• _Exercise instructions_: Look through the material below. Copy each line that contains the string "shall".

• _Stored items_:
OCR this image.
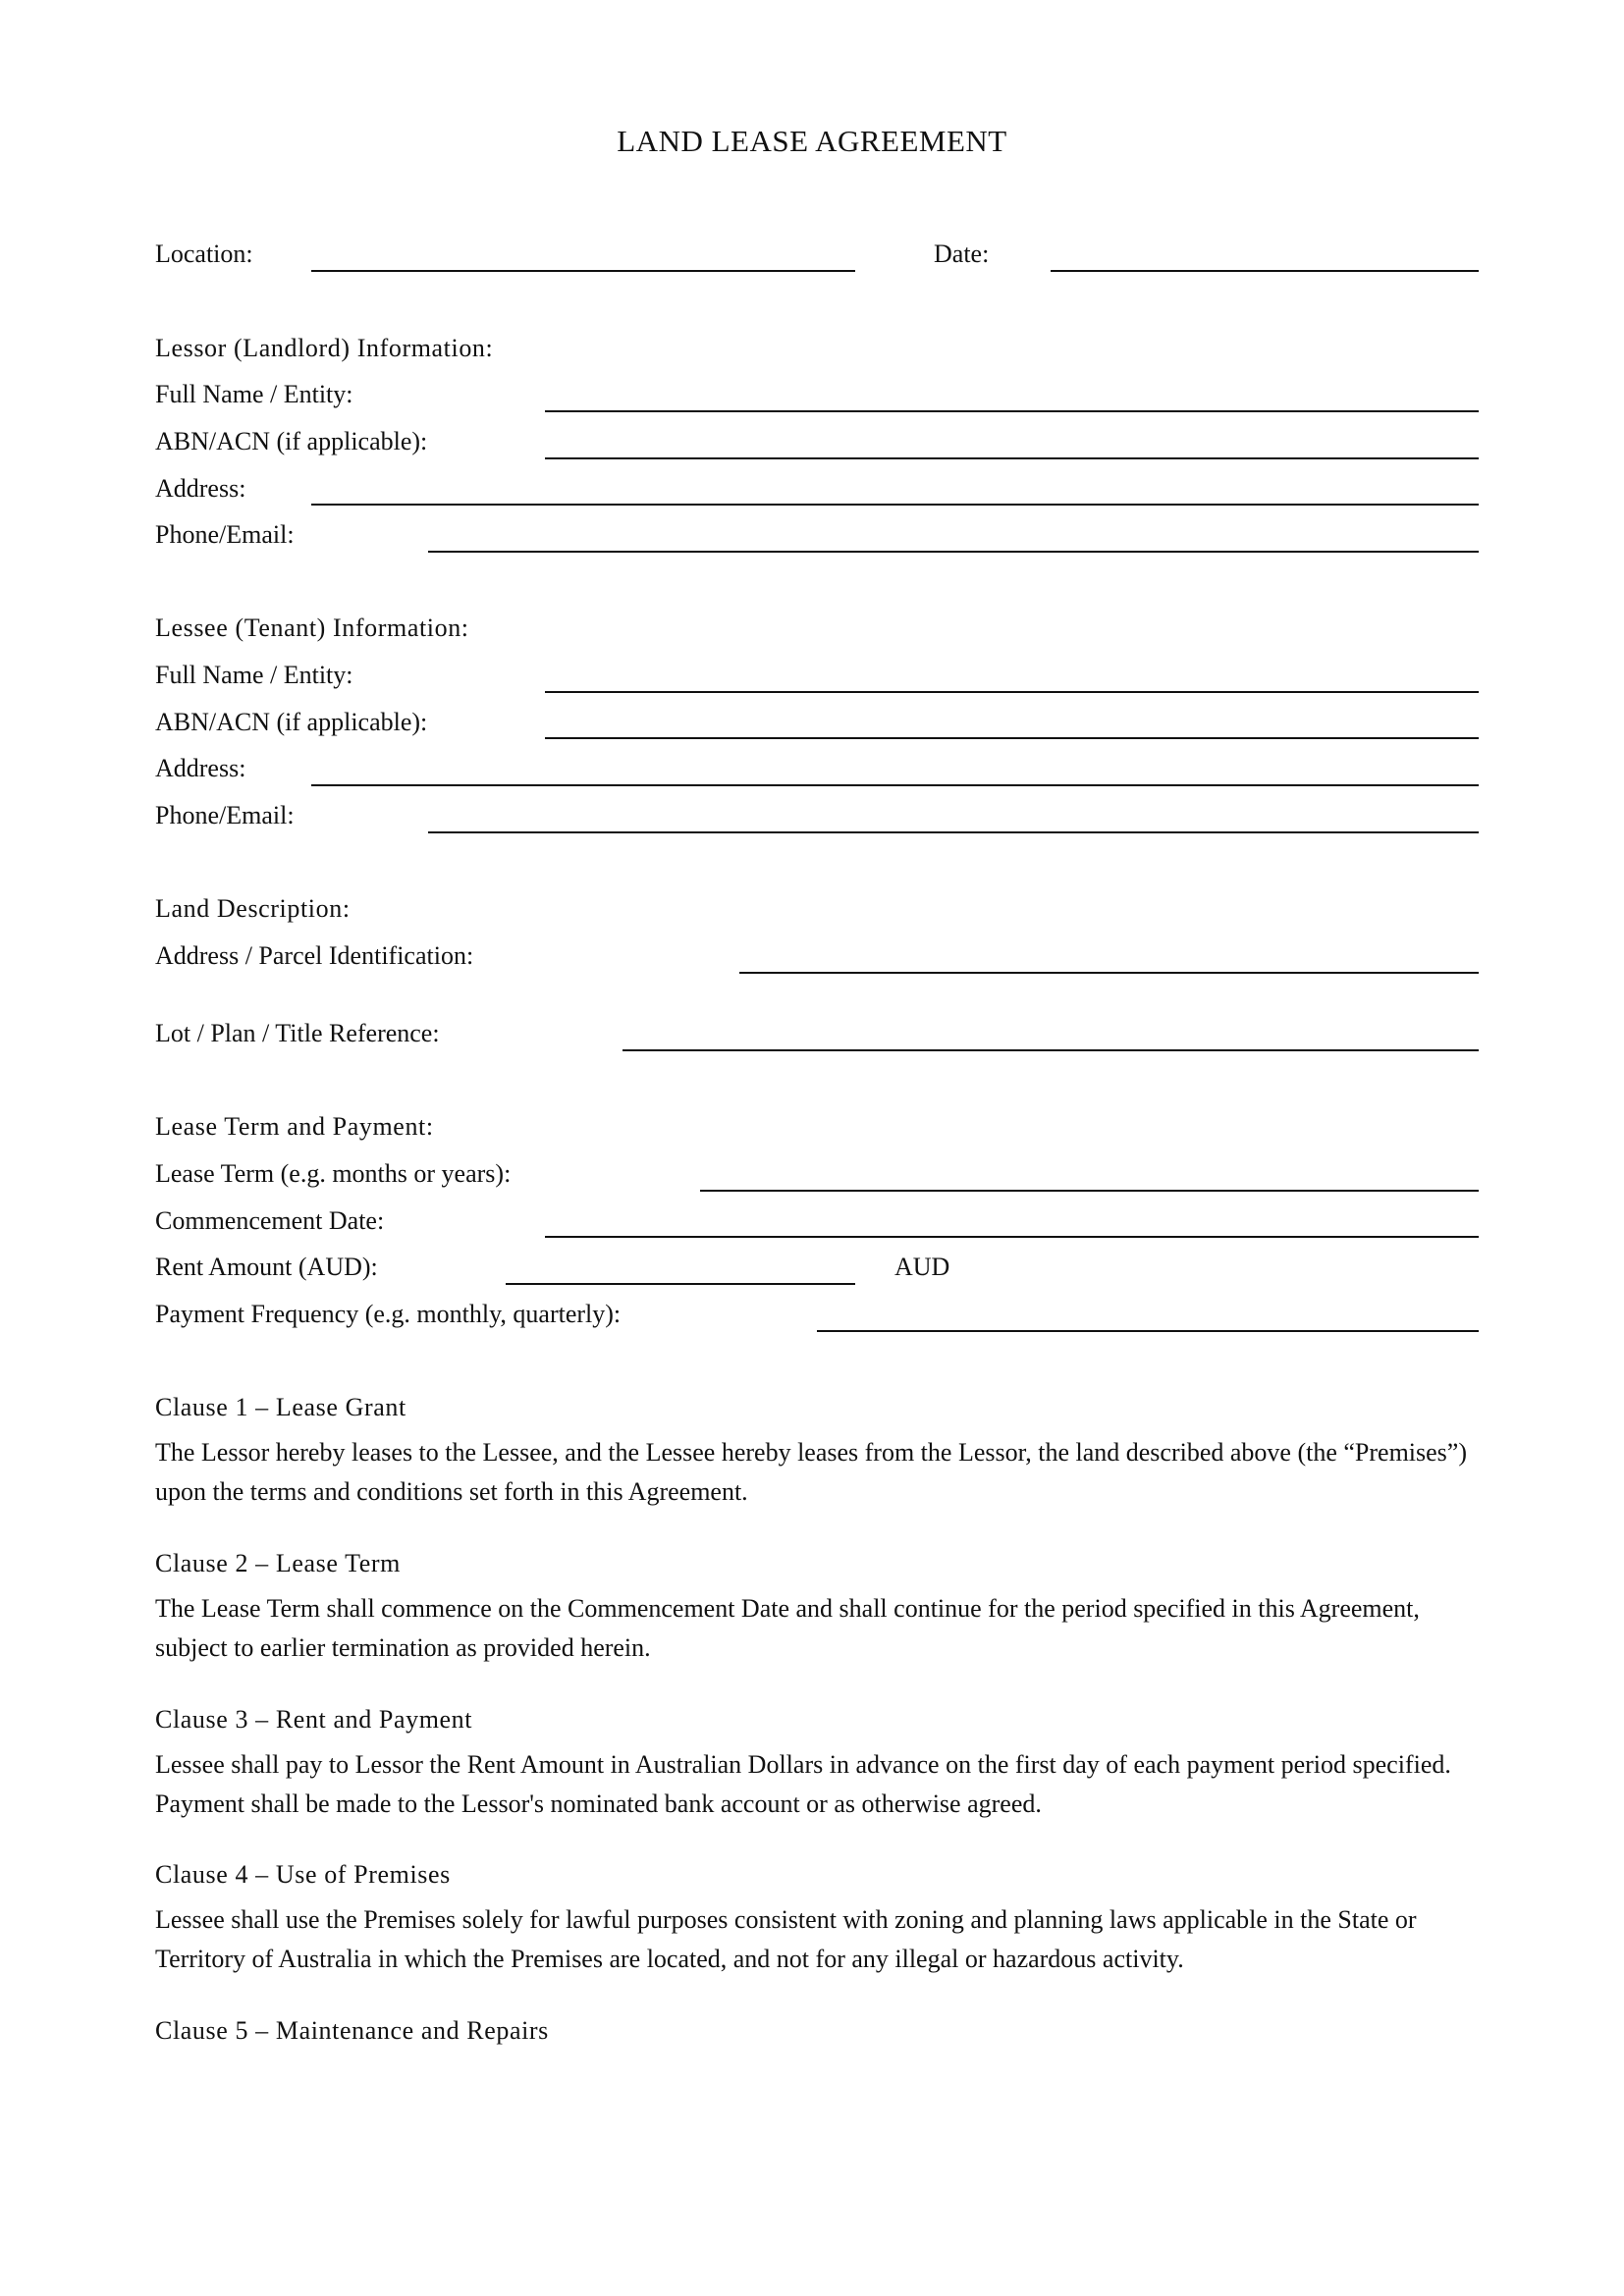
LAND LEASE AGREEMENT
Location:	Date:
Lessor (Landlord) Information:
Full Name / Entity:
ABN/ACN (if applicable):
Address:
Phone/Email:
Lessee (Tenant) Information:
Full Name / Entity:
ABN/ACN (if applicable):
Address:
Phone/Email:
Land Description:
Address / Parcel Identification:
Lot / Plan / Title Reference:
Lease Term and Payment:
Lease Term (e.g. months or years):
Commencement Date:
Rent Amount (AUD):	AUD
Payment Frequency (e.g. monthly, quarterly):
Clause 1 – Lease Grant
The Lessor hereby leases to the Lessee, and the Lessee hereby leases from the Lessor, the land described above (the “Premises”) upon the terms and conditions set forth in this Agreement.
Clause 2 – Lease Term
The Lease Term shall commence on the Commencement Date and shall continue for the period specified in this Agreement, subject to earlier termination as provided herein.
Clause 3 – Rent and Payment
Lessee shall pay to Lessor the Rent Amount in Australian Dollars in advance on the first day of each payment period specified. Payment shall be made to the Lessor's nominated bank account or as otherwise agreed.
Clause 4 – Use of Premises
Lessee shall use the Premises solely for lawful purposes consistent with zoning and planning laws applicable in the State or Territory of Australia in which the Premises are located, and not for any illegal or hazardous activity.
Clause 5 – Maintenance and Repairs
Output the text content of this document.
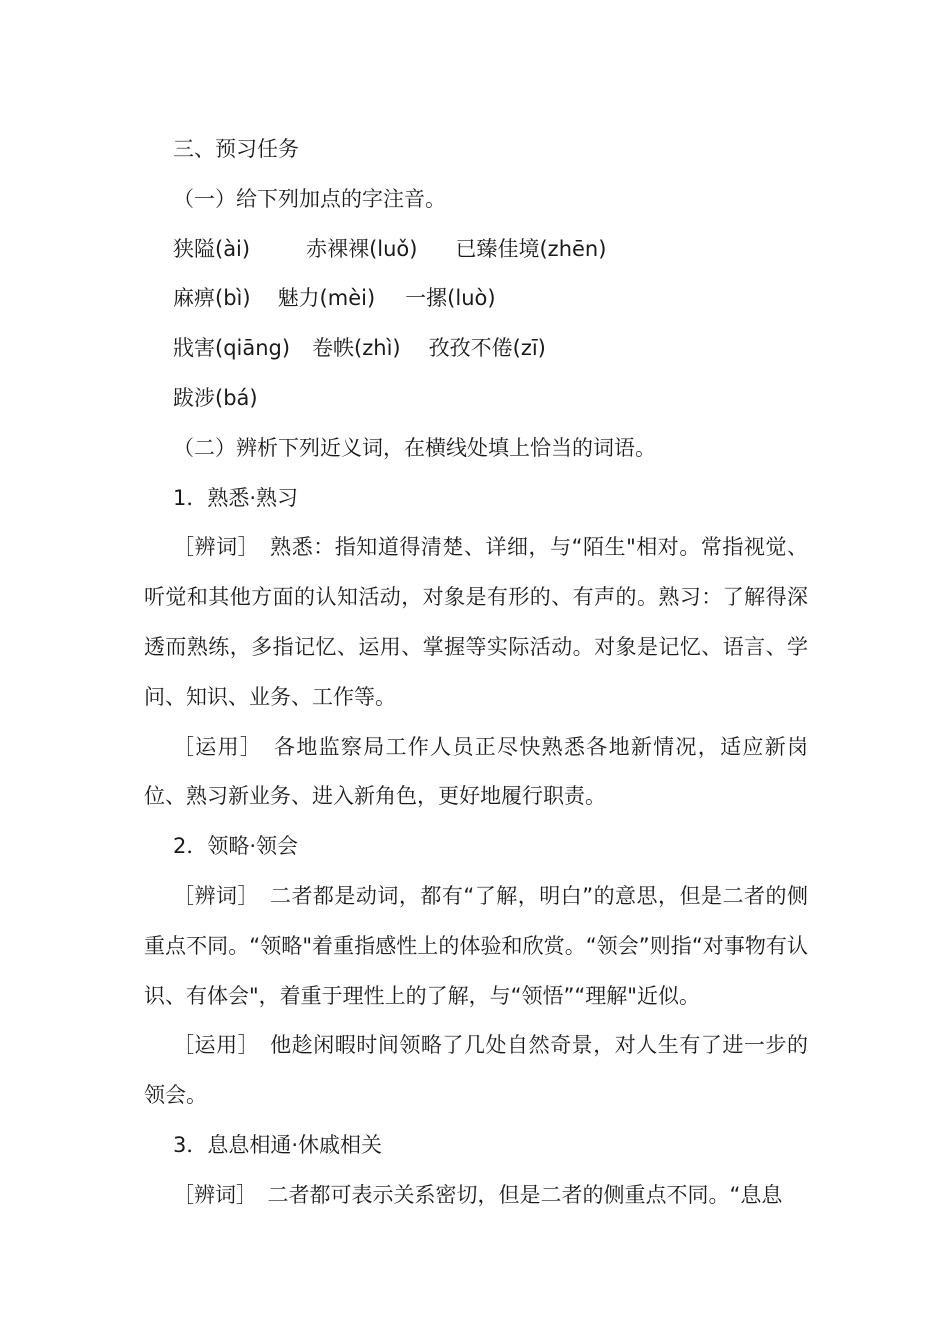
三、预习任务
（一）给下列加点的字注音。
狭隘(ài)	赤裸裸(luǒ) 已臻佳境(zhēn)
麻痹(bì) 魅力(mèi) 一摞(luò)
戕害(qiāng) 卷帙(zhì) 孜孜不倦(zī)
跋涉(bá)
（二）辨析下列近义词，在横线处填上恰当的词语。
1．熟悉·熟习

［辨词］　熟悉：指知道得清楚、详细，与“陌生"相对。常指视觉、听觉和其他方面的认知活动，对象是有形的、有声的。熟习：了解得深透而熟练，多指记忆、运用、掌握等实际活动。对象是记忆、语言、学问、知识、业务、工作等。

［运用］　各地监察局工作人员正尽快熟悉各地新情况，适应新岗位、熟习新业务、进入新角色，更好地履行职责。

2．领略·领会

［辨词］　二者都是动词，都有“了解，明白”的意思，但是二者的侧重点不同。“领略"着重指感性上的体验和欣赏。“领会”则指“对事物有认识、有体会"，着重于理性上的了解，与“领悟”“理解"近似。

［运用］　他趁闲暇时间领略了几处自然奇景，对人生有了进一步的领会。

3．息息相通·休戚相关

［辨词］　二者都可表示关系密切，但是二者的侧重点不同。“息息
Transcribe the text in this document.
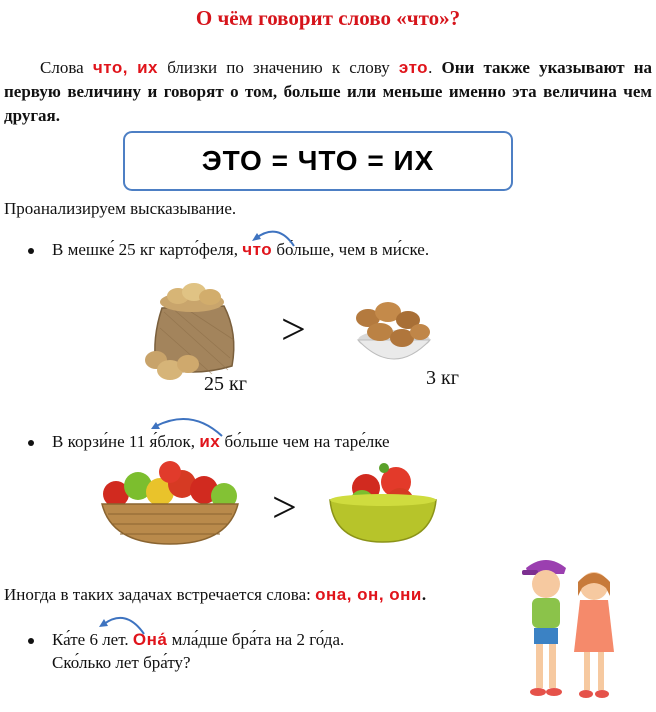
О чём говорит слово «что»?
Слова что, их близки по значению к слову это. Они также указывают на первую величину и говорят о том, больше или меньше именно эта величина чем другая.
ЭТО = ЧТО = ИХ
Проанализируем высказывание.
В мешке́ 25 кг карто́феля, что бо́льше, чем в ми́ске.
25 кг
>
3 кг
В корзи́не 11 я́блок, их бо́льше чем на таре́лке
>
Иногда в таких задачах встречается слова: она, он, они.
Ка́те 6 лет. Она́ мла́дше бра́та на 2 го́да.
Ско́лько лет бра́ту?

• _Worked answer_:
The Lease Term shall commence on the Commencement Date and shall continue for the period specified in this Agreement, subject to earlier termination as provided herein.
Lessee shall pay to Lessor the Rent Amount in Australian Dollars in advance on the first day of each payment period specified. Payment shall be made to the Lessor's nominated bank account or as otherwise agreed.
Lessee shall use the Premises solely for lawful purposes consistent with zoning and planning laws applicable in the State or Territory of Australia in which the Premises are located, and not for any illegal or hazardous activity.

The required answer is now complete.